Your answer is a single number: the count of lines that contain the string "развития".

··· TASK INPUTS

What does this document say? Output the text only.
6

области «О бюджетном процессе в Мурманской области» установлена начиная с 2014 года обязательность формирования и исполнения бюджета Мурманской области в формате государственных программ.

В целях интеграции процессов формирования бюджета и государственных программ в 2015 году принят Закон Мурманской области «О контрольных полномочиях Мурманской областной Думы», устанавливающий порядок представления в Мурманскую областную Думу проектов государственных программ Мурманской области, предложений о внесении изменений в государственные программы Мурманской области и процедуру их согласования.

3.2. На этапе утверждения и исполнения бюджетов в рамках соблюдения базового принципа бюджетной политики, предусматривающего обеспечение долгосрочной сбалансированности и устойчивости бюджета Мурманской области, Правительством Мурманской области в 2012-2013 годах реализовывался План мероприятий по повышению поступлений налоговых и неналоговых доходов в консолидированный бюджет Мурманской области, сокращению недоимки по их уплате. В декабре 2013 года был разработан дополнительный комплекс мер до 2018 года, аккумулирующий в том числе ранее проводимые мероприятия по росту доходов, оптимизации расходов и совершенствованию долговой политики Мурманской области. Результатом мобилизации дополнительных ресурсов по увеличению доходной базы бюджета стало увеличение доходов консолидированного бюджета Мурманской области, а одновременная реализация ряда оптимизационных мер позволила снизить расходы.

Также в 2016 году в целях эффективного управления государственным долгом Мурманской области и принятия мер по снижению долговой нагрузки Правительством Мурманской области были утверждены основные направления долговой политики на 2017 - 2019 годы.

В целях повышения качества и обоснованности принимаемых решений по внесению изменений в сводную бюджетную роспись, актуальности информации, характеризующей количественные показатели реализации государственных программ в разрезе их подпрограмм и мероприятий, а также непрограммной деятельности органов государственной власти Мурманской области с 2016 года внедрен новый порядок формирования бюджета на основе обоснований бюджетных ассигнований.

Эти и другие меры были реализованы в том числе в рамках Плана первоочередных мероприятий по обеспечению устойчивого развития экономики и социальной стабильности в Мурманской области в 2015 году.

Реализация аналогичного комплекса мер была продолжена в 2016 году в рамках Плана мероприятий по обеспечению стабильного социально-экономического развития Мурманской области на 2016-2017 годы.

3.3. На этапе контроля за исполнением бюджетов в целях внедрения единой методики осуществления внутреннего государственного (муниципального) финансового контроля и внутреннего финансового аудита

······

RESULT BELOW
2